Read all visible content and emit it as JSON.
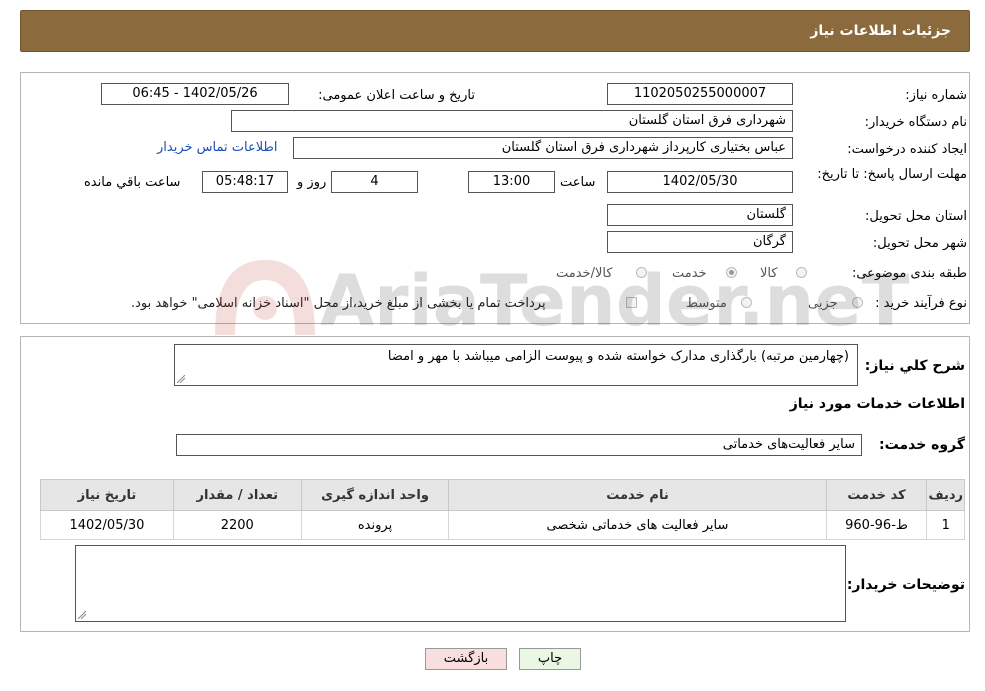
{
  "header": {
    "title": "جزئیات اطلاعات نیاز"
  },
  "form": {
    "need_number": {
      "label": "شماره نیاز:",
      "value": "1102050255000007"
    },
    "announce_datetime": {
      "label": "تاریخ و ساعت اعلان عمومی:",
      "value": "1402/05/26 - 06:45"
    },
    "buyer_org": {
      "label": "نام دستگاه خریدار:",
      "value": "شهرداری فرق استان گلستان"
    },
    "requester": {
      "label": "ایجاد کننده درخواست:",
      "value": "عباس بختیاری کارپرداز شهرداری فرق استان گلستان"
    },
    "buyer_contact_link": "اطلاعات تماس خریدار",
    "deadline": {
      "label": "مهلت ارسال پاسخ: تا تاریخ:",
      "date": "1402/05/30",
      "time_label": "ساعت",
      "time": "13:00",
      "days": "4",
      "days_label": "روز و",
      "remaining": "05:48:17",
      "remaining_label": "ساعت باقي مانده"
    },
    "delivery_province": {
      "label": "استان محل تحویل:",
      "value": "گلستان"
    },
    "delivery_city": {
      "label": "شهر محل تحویل:",
      "value": "گرگان"
    },
    "category": {
      "label": "طبقه بندی موضوعی:",
      "options": [
        "کالا",
        "خدمت",
        "کالا/خدمت"
      ],
      "selected": "خدمت"
    },
    "purchase_process": {
      "label": "نوع فرآیند خرید :",
      "options": [
        "جزیی",
        "متوسط"
      ],
      "note": "پرداخت تمام یا بخشی از مبلغ خرید،از محل \"اسناد خزانه اسلامی\" خواهد بود."
    }
  },
  "description": {
    "label": "شرح کلي نياز:",
    "value": "(چهارمین مرتبه) بارگذاری مدارک خواسته شده و پیوست الزامی میباشد با مهر و امضا"
  },
  "services": {
    "title": "اطلاعات خدمات مورد نياز",
    "group_label": "گروه خدمت:",
    "group_value": "سایر فعالیت‌های خدماتی",
    "table": {
      "headers": [
        "رديف",
        "کد خدمت",
        "نام خدمت",
        "واحد اندازه گيری",
        "تعداد / مقدار",
        "تاريخ نياز"
      ],
      "rows": [
        [
          "1",
          "ط-96-960",
          "سایر فعالیت های خدماتی شخصی",
          "پرونده",
          "2200",
          "1402/05/30"
        ]
      ]
    }
  },
  "buyer_notes": {
    "label": "توضيحات خريدار:",
    "value": ""
  },
  "buttons": {
    "print": "چاپ",
    "back": "بازگشت"
  },
  "watermark": "AriaTender.neT",
  "colors": {
    "header_bg": "#8b6a3e",
    "link": "#1a4fb5",
    "back_btn": "#f9dede",
    "print_btn": "#e9f7e4"
  }
}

| What is asked |
Locate all lines holding the word "ساعت", then copy them out.

| Answer |
      "label": "تاریخ و ساعت اعلان عمومی:",
      "time_label": "ساعت",
      "remaining_label": "ساعت باقي مانده"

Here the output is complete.